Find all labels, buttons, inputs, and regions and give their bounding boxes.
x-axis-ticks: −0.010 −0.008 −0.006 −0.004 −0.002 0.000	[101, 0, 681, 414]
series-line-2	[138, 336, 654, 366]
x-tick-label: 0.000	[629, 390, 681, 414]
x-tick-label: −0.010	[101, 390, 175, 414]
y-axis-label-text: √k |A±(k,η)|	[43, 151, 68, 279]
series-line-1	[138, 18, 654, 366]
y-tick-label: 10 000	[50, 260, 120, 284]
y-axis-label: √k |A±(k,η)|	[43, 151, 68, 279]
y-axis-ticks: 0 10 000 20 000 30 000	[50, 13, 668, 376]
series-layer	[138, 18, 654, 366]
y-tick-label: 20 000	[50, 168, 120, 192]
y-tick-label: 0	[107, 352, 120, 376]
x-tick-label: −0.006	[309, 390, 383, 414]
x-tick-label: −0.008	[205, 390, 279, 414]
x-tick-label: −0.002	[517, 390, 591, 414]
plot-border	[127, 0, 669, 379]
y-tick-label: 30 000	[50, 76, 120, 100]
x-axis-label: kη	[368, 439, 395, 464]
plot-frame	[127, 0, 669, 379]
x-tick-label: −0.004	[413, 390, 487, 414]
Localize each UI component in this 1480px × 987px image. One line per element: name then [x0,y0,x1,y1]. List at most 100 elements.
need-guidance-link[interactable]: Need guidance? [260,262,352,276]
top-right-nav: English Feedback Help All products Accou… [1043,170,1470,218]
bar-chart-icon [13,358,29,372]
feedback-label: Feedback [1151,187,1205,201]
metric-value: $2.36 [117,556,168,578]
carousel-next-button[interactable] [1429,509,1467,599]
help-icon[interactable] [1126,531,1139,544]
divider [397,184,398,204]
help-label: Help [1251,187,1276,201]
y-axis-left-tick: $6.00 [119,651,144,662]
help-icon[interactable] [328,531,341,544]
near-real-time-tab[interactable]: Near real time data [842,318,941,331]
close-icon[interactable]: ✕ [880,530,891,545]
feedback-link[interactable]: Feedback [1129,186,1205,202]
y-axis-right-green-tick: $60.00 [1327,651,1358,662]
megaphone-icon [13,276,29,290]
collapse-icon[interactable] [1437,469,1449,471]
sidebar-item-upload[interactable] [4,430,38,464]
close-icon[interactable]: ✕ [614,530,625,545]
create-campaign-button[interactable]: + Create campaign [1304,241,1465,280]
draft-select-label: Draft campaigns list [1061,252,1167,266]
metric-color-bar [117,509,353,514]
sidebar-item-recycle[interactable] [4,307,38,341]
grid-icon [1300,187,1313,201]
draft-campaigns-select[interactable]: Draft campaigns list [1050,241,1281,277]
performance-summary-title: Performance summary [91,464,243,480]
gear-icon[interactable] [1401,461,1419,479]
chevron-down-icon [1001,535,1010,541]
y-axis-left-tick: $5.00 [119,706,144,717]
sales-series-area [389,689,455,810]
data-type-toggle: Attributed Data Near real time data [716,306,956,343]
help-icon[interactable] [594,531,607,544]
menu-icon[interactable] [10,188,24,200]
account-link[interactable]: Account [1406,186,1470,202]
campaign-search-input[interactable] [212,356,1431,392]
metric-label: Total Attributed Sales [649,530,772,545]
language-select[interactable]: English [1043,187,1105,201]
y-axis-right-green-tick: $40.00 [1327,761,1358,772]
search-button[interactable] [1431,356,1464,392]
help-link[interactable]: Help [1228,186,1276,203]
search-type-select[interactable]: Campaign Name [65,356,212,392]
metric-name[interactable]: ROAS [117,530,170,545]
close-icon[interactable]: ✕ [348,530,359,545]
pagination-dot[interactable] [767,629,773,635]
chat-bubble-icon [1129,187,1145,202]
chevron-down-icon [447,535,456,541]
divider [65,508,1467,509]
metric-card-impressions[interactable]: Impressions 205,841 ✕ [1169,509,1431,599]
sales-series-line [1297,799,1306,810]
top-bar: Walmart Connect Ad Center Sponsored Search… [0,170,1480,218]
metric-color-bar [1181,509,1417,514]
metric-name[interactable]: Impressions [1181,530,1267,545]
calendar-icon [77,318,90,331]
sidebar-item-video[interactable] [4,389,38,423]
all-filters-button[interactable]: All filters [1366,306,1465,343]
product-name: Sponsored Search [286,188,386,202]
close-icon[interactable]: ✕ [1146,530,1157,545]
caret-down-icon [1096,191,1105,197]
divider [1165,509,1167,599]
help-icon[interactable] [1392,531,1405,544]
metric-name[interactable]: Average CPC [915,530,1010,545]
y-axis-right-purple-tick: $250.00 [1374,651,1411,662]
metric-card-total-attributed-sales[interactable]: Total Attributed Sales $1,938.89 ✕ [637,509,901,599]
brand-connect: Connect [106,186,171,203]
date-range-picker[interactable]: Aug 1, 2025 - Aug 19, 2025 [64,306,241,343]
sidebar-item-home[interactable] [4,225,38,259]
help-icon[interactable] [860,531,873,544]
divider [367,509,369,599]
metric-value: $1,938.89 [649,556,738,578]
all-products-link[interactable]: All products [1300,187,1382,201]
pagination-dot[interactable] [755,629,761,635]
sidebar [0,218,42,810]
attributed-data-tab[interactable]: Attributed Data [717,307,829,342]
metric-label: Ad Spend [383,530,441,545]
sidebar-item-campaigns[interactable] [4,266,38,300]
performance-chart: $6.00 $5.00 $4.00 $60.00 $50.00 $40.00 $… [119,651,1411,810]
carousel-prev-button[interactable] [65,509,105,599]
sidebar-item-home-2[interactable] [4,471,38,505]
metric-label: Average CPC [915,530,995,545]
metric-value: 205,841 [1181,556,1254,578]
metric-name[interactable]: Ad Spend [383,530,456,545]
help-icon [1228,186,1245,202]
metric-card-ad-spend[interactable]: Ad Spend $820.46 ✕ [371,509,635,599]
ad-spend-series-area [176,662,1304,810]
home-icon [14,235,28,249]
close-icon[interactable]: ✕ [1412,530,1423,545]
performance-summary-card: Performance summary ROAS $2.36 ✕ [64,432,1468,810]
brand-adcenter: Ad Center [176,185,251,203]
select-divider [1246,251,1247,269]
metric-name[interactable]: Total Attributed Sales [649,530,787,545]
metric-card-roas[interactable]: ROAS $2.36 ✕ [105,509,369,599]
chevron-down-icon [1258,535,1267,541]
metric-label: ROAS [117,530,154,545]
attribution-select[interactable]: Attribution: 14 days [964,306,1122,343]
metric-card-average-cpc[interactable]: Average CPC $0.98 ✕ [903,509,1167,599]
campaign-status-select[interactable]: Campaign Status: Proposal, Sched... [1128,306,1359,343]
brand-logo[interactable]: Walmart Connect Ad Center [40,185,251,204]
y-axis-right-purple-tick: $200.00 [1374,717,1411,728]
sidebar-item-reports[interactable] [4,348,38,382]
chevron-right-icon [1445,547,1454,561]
-.-.-
* [PROBLEM TO WORK ON]
Copy out the full listing above line for line, with every character unchanged.

* [WRITTEN SOLUTION]
Find all labels, buttons, inputs, and regions and give their bounding boxes.
x-axis-ticks: −0.010 −0.008 −0.006 −0.004 −0.002 0.000	[101, 0, 681, 414]
series-line-2	[138, 336, 654, 366]
x-tick-label: 0.000	[629, 390, 681, 414]
x-tick-label: −0.010	[101, 390, 175, 414]
y-axis-label-text: √k |A±(k,η)|	[43, 151, 68, 279]
series-line-1	[138, 18, 654, 366]
y-tick-label: 10 000	[50, 260, 120, 284]
y-axis-label: √k |A±(k,η)|	[43, 151, 68, 279]
y-axis-ticks: 0 10 000 20 000 30 000	[50, 13, 668, 376]
series-layer	[138, 18, 654, 366]
y-tick-label: 20 000	[50, 168, 120, 192]
y-tick-label: 0	[107, 352, 120, 376]
x-tick-label: −0.006	[309, 390, 383, 414]
x-tick-label: −0.008	[205, 390, 279, 414]
x-tick-label: −0.002	[517, 390, 591, 414]
plot-border	[127, 0, 669, 379]
y-tick-label: 30 000	[50, 76, 120, 100]
x-axis-label: kη	[368, 439, 395, 464]
plot-frame	[127, 0, 669, 379]
x-tick-label: −0.004	[413, 390, 487, 414]
Localize each UI component in this 1480px × 987px image. One line per element: name then [x0,y0,x1,y1]. List at most 100 elements.
need-guidance-link[interactable]: Need guidance? [260,262,352,276]
top-right-nav: English Feedback Help All products Accou… [1043,170,1470,218]
bar-chart-icon [13,358,29,372]
feedback-label: Feedback [1151,187,1205,201]
metric-value: $2.36 [117,556,168,578]
carousel-next-button[interactable] [1429,509,1467,599]
help-icon[interactable] [1126,531,1139,544]
divider [397,184,398,204]
help-label: Help [1251,187,1276,201]
y-axis-left-tick: $6.00 [119,651,144,662]
help-icon[interactable] [328,531,341,544]
near-real-time-tab[interactable]: Near real time data [842,318,941,331]
close-icon[interactable]: ✕ [880,530,891,545]
feedback-link[interactable]: Feedback [1129,186,1205,202]
y-axis-right-green-tick: $60.00 [1327,651,1358,662]
megaphone-icon [13,276,29,290]
collapse-icon[interactable] [1437,469,1449,471]
sidebar-item-upload[interactable] [4,430,38,464]
close-icon[interactable]: ✕ [614,530,625,545]
create-campaign-button[interactable]: + Create campaign [1304,241,1465,280]
draft-select-label: Draft campaigns list [1061,252,1167,266]
metric-color-bar [117,509,353,514]
sidebar-item-recycle[interactable] [4,307,38,341]
grid-icon [1300,187,1313,201]
draft-campaigns-select[interactable]: Draft campaigns list [1050,241,1281,277]
performance-summary-title: Performance summary [91,464,243,480]
gear-icon[interactable] [1401,461,1419,479]
chevron-down-icon [1001,535,1010,541]
y-axis-left-tick: $5.00 [119,706,144,717]
sales-series-area [389,689,455,810]
data-type-toggle: Attributed Data Near real time data [716,306,956,343]
help-icon[interactable] [594,531,607,544]
menu-icon[interactable] [10,188,24,200]
account-link[interactable]: Account [1406,186,1470,202]
campaign-search-input[interactable] [212,356,1431,392]
metric-label: Total Attributed Sales [649,530,772,545]
language-select[interactable]: English [1043,187,1105,201]
y-axis-right-green-tick: $40.00 [1327,761,1358,772]
search-button[interactable] [1431,356,1464,392]
help-link[interactable]: Help [1228,186,1276,203]
search-type-select[interactable]: Campaign Name [65,356,212,392]
metric-name[interactable]: ROAS [117,530,170,545]
close-icon[interactable]: ✕ [348,530,359,545]
pagination-dot[interactable] [767,629,773,635]
chat-bubble-icon [1129,187,1145,202]
chevron-down-icon [447,535,456,541]
divider [65,508,1467,509]
metric-card-impressions[interactable]: Impressions 205,841 ✕ [1169,509,1431,599]
sales-series-line [1297,799,1306,810]
top-bar: Walmart Connect Ad Center Sponsored Search… [0,170,1480,218]
metric-color-bar [1181,509,1417,514]
metric-name[interactable]: Impressions [1181,530,1267,545]
calendar-icon [77,318,90,331]
sidebar-item-video[interactable] [4,389,38,423]
all-filters-button[interactable]: All filters [1366,306,1465,343]
product-name: Sponsored Search [286,188,386,202]
close-icon[interactable]: ✕ [1146,530,1157,545]
caret-down-icon [1096,191,1105,197]
divider [1165,509,1167,599]
help-icon[interactable] [1392,531,1405,544]
metric-name[interactable]: Average CPC [915,530,1010,545]
y-axis-right-purple-tick: $250.00 [1374,651,1411,662]
metric-card-total-attributed-sales[interactable]: Total Attributed Sales $1,938.89 ✕ [637,509,901,599]
brand-connect: Connect [106,186,171,203]
date-range-picker[interactable]: Aug 1, 2025 - Aug 19, 2025 [64,306,241,343]
sidebar-item-home[interactable] [4,225,38,259]
help-icon[interactable] [860,531,873,544]
divider [367,509,369,599]
metric-value: $1,938.89 [649,556,738,578]
all-products-link[interactable]: All products [1300,187,1382,201]
pagination-dot[interactable] [755,629,761,635]
sidebar [0,218,42,810]
attributed-data-tab[interactable]: Attributed Data [717,307,829,342]
metric-label: Ad Spend [383,530,441,545]
sidebar-item-campaigns[interactable] [4,266,38,300]
performance-chart: $6.00 $5.00 $4.00 $60.00 $50.00 $40.00 $… [119,651,1411,810]
carousel-prev-button[interactable] [65,509,105,599]
sidebar-item-home-2[interactable] [4,471,38,505]
metric-label: Average CPC [915,530,995,545]
metric-value: 205,841 [1181,556,1254,578]
metric-name[interactable]: Ad Spend [383,530,456,545]
help-icon [1228,186,1245,202]
metric-card-ad-spend[interactable]: Ad Spend $820.46 ✕ [371,509,635,599]
ad-spend-series-area [176,662,1304,810]
home-icon [14,235,28,249]
close-icon[interactable]: ✕ [1412,530,1423,545]
performance-summary-card: Performance summary ROAS $2.36 ✕ [64,432,1468,810]
brand-adcenter: Ad Center [176,185,251,203]
select-divider [1246,251,1247,269]
metric-name[interactable]: Total Attributed Sales [649,530,787,545]
metric-card-roas[interactable]: ROAS $2.36 ✕ [105,509,369,599]
chevron-down-icon [1258,535,1267,541]
metric-label: ROAS [117,530,154,545]
attribution-select[interactable]: Attribution: 14 days [964,306,1122,343]
metric-card-average-cpc[interactable]: Average CPC $0.98 ✕ [903,509,1167,599]
campaign-status-select[interactable]: Campaign Status: Proposal, Sched... [1128,306,1359,343]
brand-logo[interactable]: Walmart Connect Ad Center [40,185,251,204]
y-axis-right-purple-tick: $200.00 [1374,717,1411,728]
sidebar-item-reports[interactable] [4,348,38,382]
chevron-right-icon [1445,547,1454,561]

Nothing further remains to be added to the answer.